*What needs to be done*.
Copy, in full, each line of the material that holds the word "滚动等作业".

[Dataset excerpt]
--

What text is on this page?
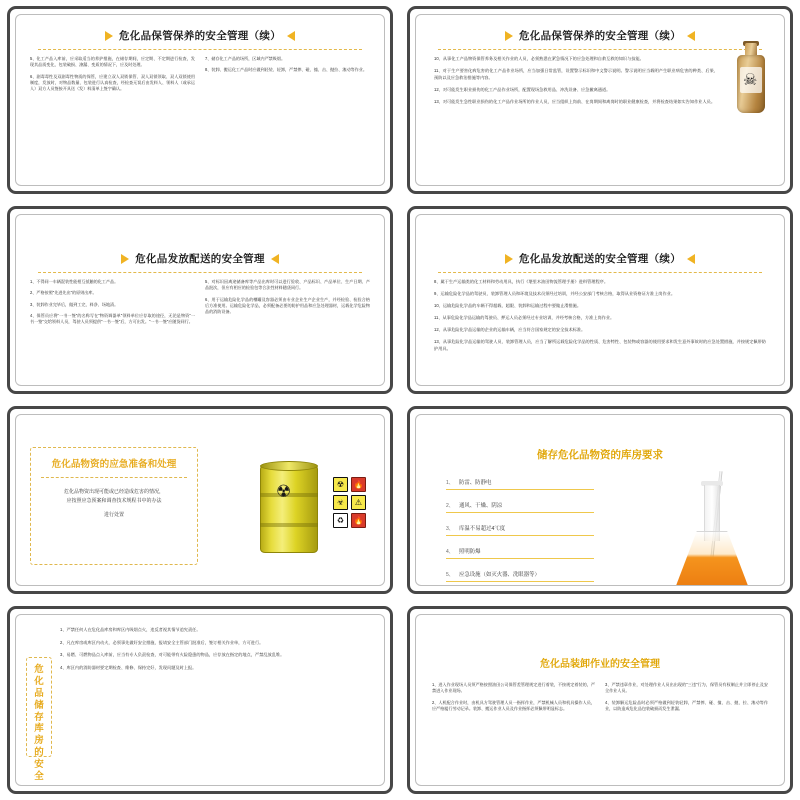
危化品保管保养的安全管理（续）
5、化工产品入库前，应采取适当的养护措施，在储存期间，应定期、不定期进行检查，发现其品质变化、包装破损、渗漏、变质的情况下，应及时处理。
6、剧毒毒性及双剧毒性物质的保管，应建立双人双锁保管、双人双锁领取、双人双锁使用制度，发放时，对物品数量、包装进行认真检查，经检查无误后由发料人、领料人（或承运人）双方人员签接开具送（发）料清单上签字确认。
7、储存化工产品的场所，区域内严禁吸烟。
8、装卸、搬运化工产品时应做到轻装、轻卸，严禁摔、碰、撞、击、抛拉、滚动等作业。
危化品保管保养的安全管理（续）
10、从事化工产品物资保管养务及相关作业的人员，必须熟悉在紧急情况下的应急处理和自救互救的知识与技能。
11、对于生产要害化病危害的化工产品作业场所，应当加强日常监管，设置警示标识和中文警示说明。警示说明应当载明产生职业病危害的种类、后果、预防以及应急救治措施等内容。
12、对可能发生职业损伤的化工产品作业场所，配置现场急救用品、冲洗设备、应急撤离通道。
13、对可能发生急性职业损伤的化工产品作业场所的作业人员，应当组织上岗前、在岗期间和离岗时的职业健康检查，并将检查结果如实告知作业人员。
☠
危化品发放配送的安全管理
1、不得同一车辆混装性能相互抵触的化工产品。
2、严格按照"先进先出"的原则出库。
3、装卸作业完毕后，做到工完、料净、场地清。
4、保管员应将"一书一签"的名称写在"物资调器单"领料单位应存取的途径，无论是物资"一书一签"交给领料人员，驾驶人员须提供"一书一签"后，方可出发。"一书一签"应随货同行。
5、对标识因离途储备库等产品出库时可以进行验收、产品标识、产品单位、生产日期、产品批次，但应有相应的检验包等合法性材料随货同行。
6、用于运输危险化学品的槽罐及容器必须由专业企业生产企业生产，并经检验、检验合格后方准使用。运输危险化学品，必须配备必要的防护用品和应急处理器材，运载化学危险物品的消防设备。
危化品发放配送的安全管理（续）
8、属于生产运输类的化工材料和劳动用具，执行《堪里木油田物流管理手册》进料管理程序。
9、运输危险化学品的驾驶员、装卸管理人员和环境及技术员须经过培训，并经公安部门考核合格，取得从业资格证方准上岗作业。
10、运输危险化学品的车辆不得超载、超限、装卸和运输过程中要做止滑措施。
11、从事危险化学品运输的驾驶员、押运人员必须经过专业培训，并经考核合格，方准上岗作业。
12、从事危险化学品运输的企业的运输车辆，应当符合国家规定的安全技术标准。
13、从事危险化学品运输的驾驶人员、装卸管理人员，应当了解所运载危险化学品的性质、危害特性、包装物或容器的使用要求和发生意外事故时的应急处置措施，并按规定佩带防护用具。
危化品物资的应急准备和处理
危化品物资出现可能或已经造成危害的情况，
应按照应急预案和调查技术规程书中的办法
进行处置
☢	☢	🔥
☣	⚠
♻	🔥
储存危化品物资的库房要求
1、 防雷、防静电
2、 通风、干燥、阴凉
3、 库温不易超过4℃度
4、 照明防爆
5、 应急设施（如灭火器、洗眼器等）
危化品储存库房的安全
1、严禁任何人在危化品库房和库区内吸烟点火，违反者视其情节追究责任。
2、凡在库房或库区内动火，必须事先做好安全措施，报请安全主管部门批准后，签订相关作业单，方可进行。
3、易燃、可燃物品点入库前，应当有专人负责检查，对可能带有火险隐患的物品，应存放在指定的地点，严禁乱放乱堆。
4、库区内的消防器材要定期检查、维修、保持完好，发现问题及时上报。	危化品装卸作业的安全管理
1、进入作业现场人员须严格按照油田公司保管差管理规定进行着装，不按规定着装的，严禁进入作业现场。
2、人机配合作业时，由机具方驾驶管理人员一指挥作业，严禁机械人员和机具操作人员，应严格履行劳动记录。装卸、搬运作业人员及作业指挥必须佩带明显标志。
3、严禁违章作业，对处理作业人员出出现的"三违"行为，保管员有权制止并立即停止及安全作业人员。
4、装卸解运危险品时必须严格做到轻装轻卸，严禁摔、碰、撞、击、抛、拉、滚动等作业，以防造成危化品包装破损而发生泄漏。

--

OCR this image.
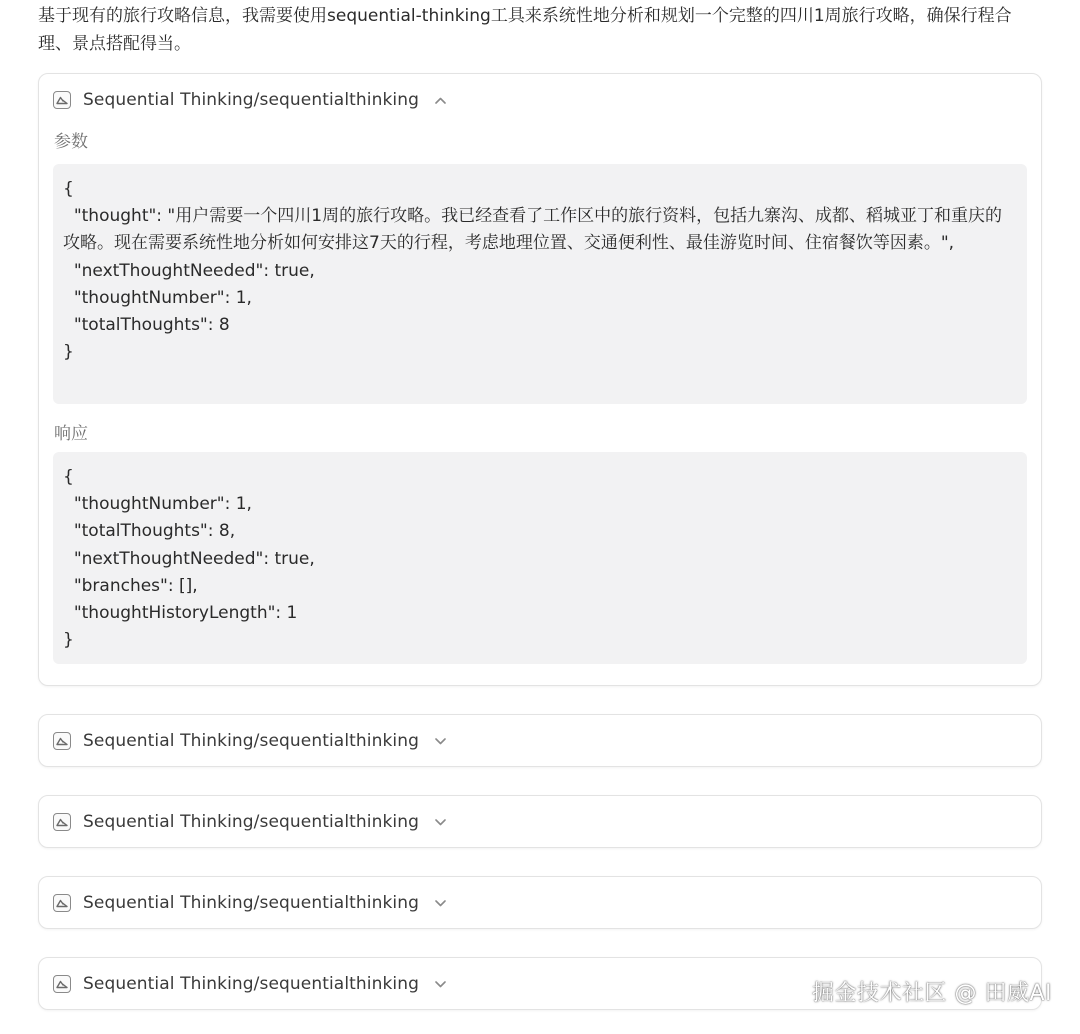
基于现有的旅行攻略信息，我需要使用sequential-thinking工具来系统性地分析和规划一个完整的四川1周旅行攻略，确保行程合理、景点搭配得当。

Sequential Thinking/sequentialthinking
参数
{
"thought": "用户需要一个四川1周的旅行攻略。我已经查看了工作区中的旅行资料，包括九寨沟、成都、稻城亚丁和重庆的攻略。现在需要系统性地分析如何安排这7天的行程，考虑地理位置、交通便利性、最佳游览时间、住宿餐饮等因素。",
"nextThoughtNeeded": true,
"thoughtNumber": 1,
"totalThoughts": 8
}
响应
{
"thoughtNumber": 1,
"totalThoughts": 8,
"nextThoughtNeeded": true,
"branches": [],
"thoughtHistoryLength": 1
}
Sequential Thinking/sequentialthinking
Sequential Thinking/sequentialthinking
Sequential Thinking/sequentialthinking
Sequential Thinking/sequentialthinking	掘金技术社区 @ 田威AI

--

*Result for this exercise*.
8、装卸、搬运化工产品时应做到轻装、轻卸，严禁摔、碰、撞、击、抛拉、滚动等作业。
4、装卸解运危险品时必须严格做到轻装轻卸，严禁摔、碰、撞、击、抛、拉、滚动等作业，以防造成危化品包装破损而发生泄漏。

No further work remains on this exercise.